▸ **Task requirements**
Across the data below, in how many lines does the word "ABSENT" appear? Give only the number.

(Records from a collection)
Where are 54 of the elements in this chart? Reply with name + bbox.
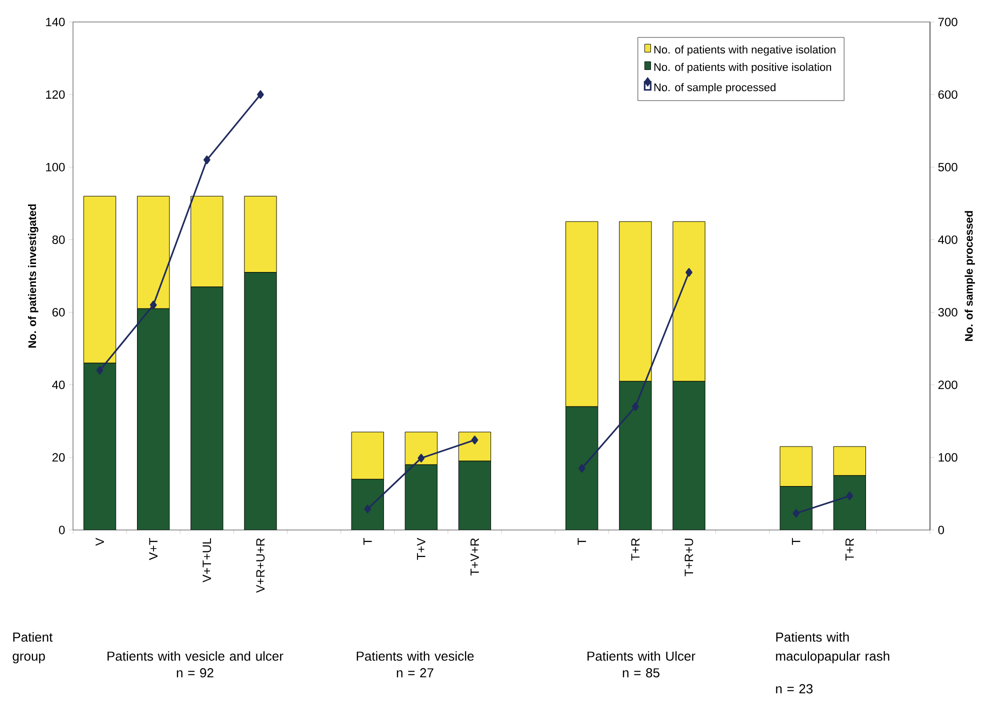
x-tick-label: T+R xyxy=(631,538,640,561)
text: n = 27 xyxy=(396,668,434,678)
x-tick-label: T+V+R xyxy=(470,538,479,576)
x-tick-label: T+R+U xyxy=(684,538,694,576)
point xyxy=(257,90,264,99)
x-tick-label: V+T xyxy=(149,538,158,560)
y2-tick-label: 0 xyxy=(938,526,944,534)
x-tick-label: V+R+U+R xyxy=(256,538,265,593)
y2-tick-label: 700 xyxy=(938,18,958,26)
point xyxy=(846,492,854,500)
y-tick-label: 60 xyxy=(52,308,65,317)
x-tick-label: T+V xyxy=(417,538,426,560)
point xyxy=(96,366,104,375)
text: n = 85 xyxy=(622,668,660,678)
x-tick-label: V xyxy=(96,538,104,546)
text: Patients with Ulcer xyxy=(588,651,696,661)
point xyxy=(418,454,425,462)
point xyxy=(150,300,157,310)
y-tick-label: 0 xyxy=(59,526,65,534)
text: Patient group xyxy=(12,632,53,664)
x-tick-label: T xyxy=(792,538,800,545)
y-tick-label: 120 xyxy=(46,90,65,99)
y2-tick-label: 600 xyxy=(938,90,958,99)
y2-axis-title: No. of sample processed xyxy=(964,211,975,341)
point xyxy=(792,508,800,518)
point xyxy=(632,402,639,411)
x-tick-label: T xyxy=(363,538,372,545)
y2-tick-label: 100 xyxy=(938,453,958,462)
y2-tick-label: 300 xyxy=(938,308,958,317)
y-tick-label: 140 xyxy=(46,18,65,26)
x-tick-label: T+R xyxy=(846,538,854,561)
x-tick-label: T xyxy=(578,538,586,545)
point xyxy=(364,504,372,514)
text: n = 23 xyxy=(776,684,813,694)
y-tick-label: 40 xyxy=(52,380,65,390)
y-tick-label: 100 xyxy=(46,162,65,172)
point xyxy=(471,436,478,444)
point xyxy=(203,156,210,164)
point xyxy=(686,268,692,277)
text: Patients with maculopapular rash xyxy=(776,632,890,664)
y2-tick-label: 400 xyxy=(938,235,958,244)
y-axis-title: No. of patients investigated xyxy=(28,204,38,348)
y-tick-label: 80 xyxy=(52,235,65,244)
y2-tick-label: 200 xyxy=(938,380,958,390)
text: Patients with vesicle xyxy=(356,651,474,661)
text: n = 92 xyxy=(176,668,214,678)
legend-label: No. of patients with positive isolation xyxy=(654,62,832,74)
y-tick-label: 20 xyxy=(52,453,65,462)
text: Patients with vesicle and ulcer xyxy=(108,651,284,661)
point xyxy=(578,464,586,473)
y2-tick-label: 500 xyxy=(938,162,958,172)
x-tick-label: V+T+UL xyxy=(202,538,212,582)
legend-label: No. of sample processed xyxy=(654,83,776,94)
legend-label: No. of patients with negative isolation xyxy=(654,45,836,56)
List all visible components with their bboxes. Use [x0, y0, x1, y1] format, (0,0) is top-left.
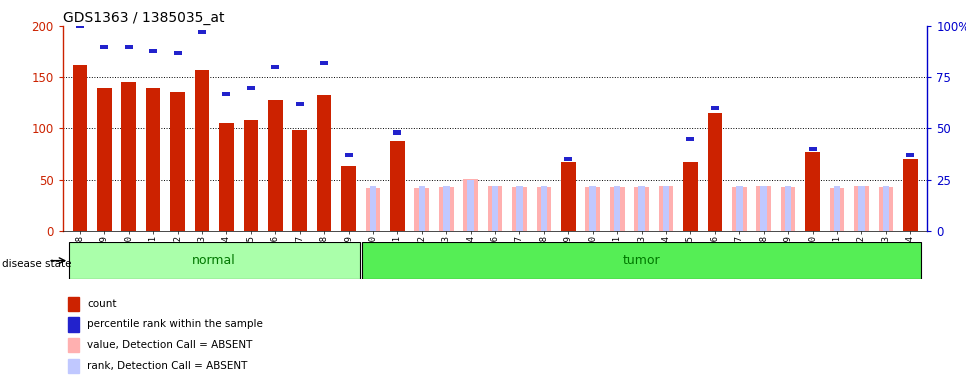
- Bar: [906, 153, 914, 157]
- Bar: [492, 186, 498, 231]
- Bar: [170, 92, 185, 231]
- Bar: [296, 102, 303, 106]
- Bar: [72, 65, 87, 231]
- Bar: [663, 186, 669, 231]
- Bar: [219, 123, 234, 231]
- Bar: [613, 186, 620, 231]
- Bar: [784, 186, 791, 231]
- Bar: [222, 92, 231, 96]
- Bar: [320, 61, 328, 65]
- Bar: [125, 45, 132, 49]
- Bar: [345, 153, 353, 157]
- Bar: [806, 152, 820, 231]
- Bar: [271, 65, 279, 69]
- Bar: [100, 45, 108, 49]
- Bar: [809, 147, 816, 151]
- Bar: [439, 187, 454, 231]
- Bar: [464, 178, 478, 231]
- Bar: [561, 162, 576, 231]
- Bar: [443, 186, 449, 231]
- Bar: [659, 186, 673, 231]
- Bar: [76, 24, 84, 28]
- Bar: [781, 187, 795, 231]
- Bar: [122, 82, 136, 231]
- Bar: [541, 186, 547, 231]
- Bar: [243, 120, 258, 231]
- Bar: [488, 186, 502, 231]
- Bar: [639, 186, 645, 231]
- Bar: [732, 187, 747, 231]
- Text: normal: normal: [192, 254, 236, 267]
- Bar: [589, 186, 596, 231]
- Bar: [903, 159, 918, 231]
- Bar: [883, 186, 889, 231]
- Bar: [146, 88, 160, 231]
- Bar: [268, 100, 283, 231]
- Bar: [512, 187, 526, 231]
- Bar: [362, 242, 922, 279]
- Bar: [317, 95, 331, 231]
- Bar: [756, 186, 771, 231]
- Bar: [293, 130, 307, 231]
- Bar: [149, 49, 157, 53]
- Bar: [564, 157, 573, 161]
- Bar: [393, 130, 402, 135]
- Bar: [97, 88, 112, 231]
- Bar: [370, 186, 377, 231]
- Text: percentile rank within the sample: percentile rank within the sample: [87, 320, 263, 329]
- Bar: [610, 187, 624, 231]
- Bar: [198, 30, 206, 34]
- Bar: [247, 86, 255, 90]
- Text: value, Detection Call = ABSENT: value, Detection Call = ABSENT: [87, 340, 252, 350]
- Bar: [174, 51, 182, 55]
- Bar: [536, 187, 552, 231]
- Bar: [414, 188, 429, 231]
- Bar: [516, 186, 523, 231]
- Text: tumor: tumor: [623, 254, 661, 267]
- Text: GDS1363 / 1385035_at: GDS1363 / 1385035_at: [63, 11, 224, 25]
- Text: rank, Detection Call = ABSENT: rank, Detection Call = ABSENT: [87, 361, 247, 370]
- Bar: [683, 162, 697, 231]
- Bar: [585, 187, 600, 231]
- Bar: [418, 186, 425, 231]
- Bar: [830, 188, 844, 231]
- Bar: [635, 187, 649, 231]
- Text: disease state: disease state: [2, 260, 71, 269]
- Bar: [341, 166, 355, 231]
- Bar: [854, 186, 868, 231]
- Bar: [858, 186, 865, 231]
- Bar: [468, 180, 474, 231]
- Bar: [687, 136, 695, 141]
- Bar: [834, 186, 840, 231]
- Bar: [69, 242, 359, 279]
- Bar: [707, 113, 723, 231]
- Bar: [736, 186, 743, 231]
- Bar: [366, 188, 381, 231]
- Bar: [390, 141, 405, 231]
- Bar: [760, 186, 767, 231]
- Bar: [195, 70, 210, 231]
- Bar: [878, 187, 894, 231]
- Bar: [711, 106, 719, 110]
- Text: count: count: [87, 299, 117, 309]
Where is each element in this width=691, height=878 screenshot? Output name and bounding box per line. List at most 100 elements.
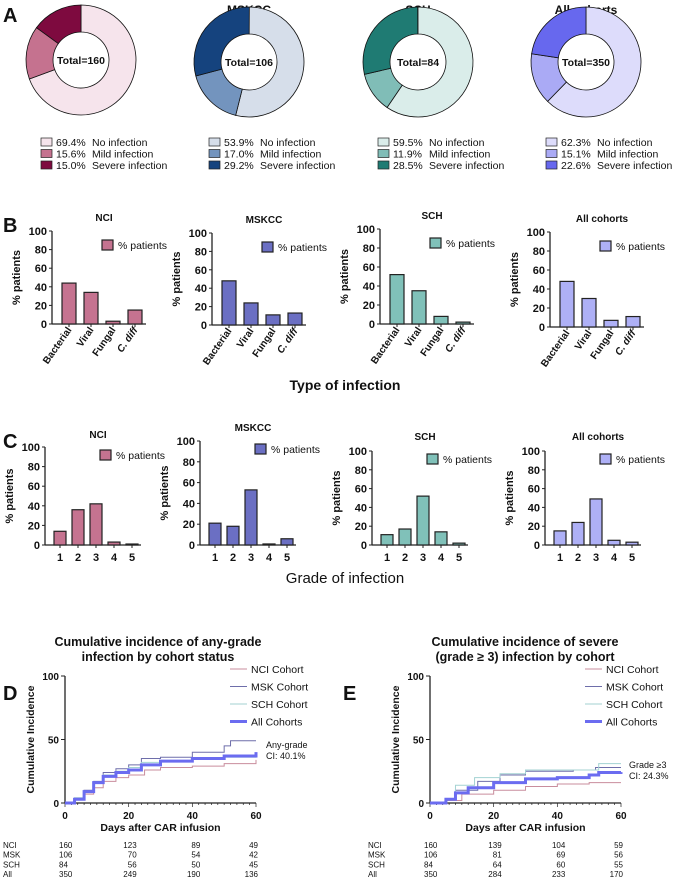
y-tick-label: 80 [195,246,207,258]
chart-title: All cohorts [572,432,625,443]
legend-label: % patients [443,454,492,466]
x-tick-label: 2 [230,552,236,564]
x-tick-label: 1 [557,552,563,564]
risk-row-label: All [3,870,12,878]
donut-total: Total=84 [397,57,439,69]
donut-slice [547,6,642,118]
risk-value: 55 [614,860,623,869]
y-tick-label: 40 [35,282,47,294]
x-tick-label: 2 [402,552,408,564]
x-tick-label: 60 [615,811,627,822]
y-tick-label: 100 [42,672,59,683]
y-tick-label: 0 [534,540,540,552]
bar [433,315,449,325]
donut-total: Total=350 [562,57,610,69]
risk-value: 69 [556,851,565,860]
legend-swatch [40,137,53,147]
y-tick-label: 20 [195,302,207,314]
risk-value: 104 [552,841,566,850]
bar [559,280,575,328]
legend-label: Mild infection [260,149,321,161]
legend-swatch [40,160,53,170]
y-axis-label: % patients [331,470,343,525]
y-tick-label: 60 [528,484,540,496]
risk-value: 350 [424,870,438,878]
annotation: Any-grade [266,740,308,750]
bar [244,489,258,546]
y-axis-label: % patients [171,251,183,306]
risk-value: 84 [59,860,68,869]
legend-label: % patients [278,242,327,254]
y-tick-label: 20 [528,521,540,533]
y-axis-label: % patients [339,249,351,304]
x-tick-label: 3 [248,552,254,564]
legend-label: NCI Cohort [606,664,659,676]
risk-value: 56 [128,860,137,869]
donut-slice [235,6,305,118]
y-tick-label: 50 [413,736,425,747]
bar-chart: NCI 0 20 40 60 80 100 % patients 1 2 3 4 5 % patients [4,430,165,564]
risk-value: 59 [614,841,623,850]
chart-title: All cohorts [576,214,629,225]
legend-swatch [377,149,390,158]
legend-swatch [377,160,390,170]
legend-swatch [545,160,558,170]
risk-value: 84 [424,860,433,869]
y-tick-label: 100 [407,672,424,683]
y-axis-label: % patients [504,470,516,525]
legend-swatch [208,149,221,158]
y-tick-label: 20 [363,300,375,312]
donut-total: Total=160 [57,55,105,67]
risk-value: 160 [59,841,73,850]
x-tick-label: 5 [629,552,635,564]
panel-label: D [3,683,17,705]
bar [603,319,619,328]
x-tick-label: 4 [111,552,118,564]
x-axis-label: Type of infection [290,377,401,393]
y-tick-label: 0 [53,799,59,810]
x-tick-label: Bacterial [41,325,74,366]
y-tick-label: 0 [41,319,47,331]
y-tick-label: 80 [355,465,367,477]
risk-value: 139 [488,841,502,850]
x-tick-label: Viral [235,326,256,350]
risk-value: 249 [123,870,137,878]
bar [208,522,222,546]
chart-title: (grade ≥ 3) infection by cohort [435,650,615,664]
bar [416,495,430,546]
chart-title: NCI [95,213,112,224]
chart-title: Cumulative incidence of any-grade [55,635,262,649]
y-tick-label: 40 [355,502,367,514]
x-tick-label: Viral [403,325,424,349]
x-tick-label: 3 [420,552,426,564]
risk-value: 106 [59,851,73,860]
y-tick-label: 100 [349,446,367,458]
bar [127,309,143,325]
x-tick-label: Fungal [251,326,279,359]
x-tick-label: 1 [57,552,63,564]
legend-label: All Cohorts [606,717,657,729]
legend-label: % patients [616,241,665,253]
bar-chart: All cohorts 0 20 40 60 80 100 % patients 1 2 3 4 5 % … [504,432,665,564]
bar [265,314,281,326]
y-tick-label: 60 [35,263,47,275]
y-tick-label: 100 [177,436,195,448]
donut-slice [28,4,137,116]
legend-swatch [545,149,558,158]
x-tick-label: C. diff [275,325,301,356]
bar [581,297,597,328]
bar [452,542,466,546]
chart-title: infection by cohort status [82,650,235,664]
risk-value: 136 [245,870,259,878]
bar [53,530,67,546]
y-tick-label: 80 [363,243,375,255]
bar [280,538,294,546]
chart-title: Cumulative incidence of severe [432,635,619,649]
y-tick-label: 0 [418,799,424,810]
chart-title: MSKCC [235,423,272,434]
y-tick-label: 60 [195,265,207,277]
legend-swatch [599,240,612,252]
bar-chart: All cohorts 0 20 40 60 80 100 % patients Bacteri… [509,214,665,369]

▸ **Exercise response**
2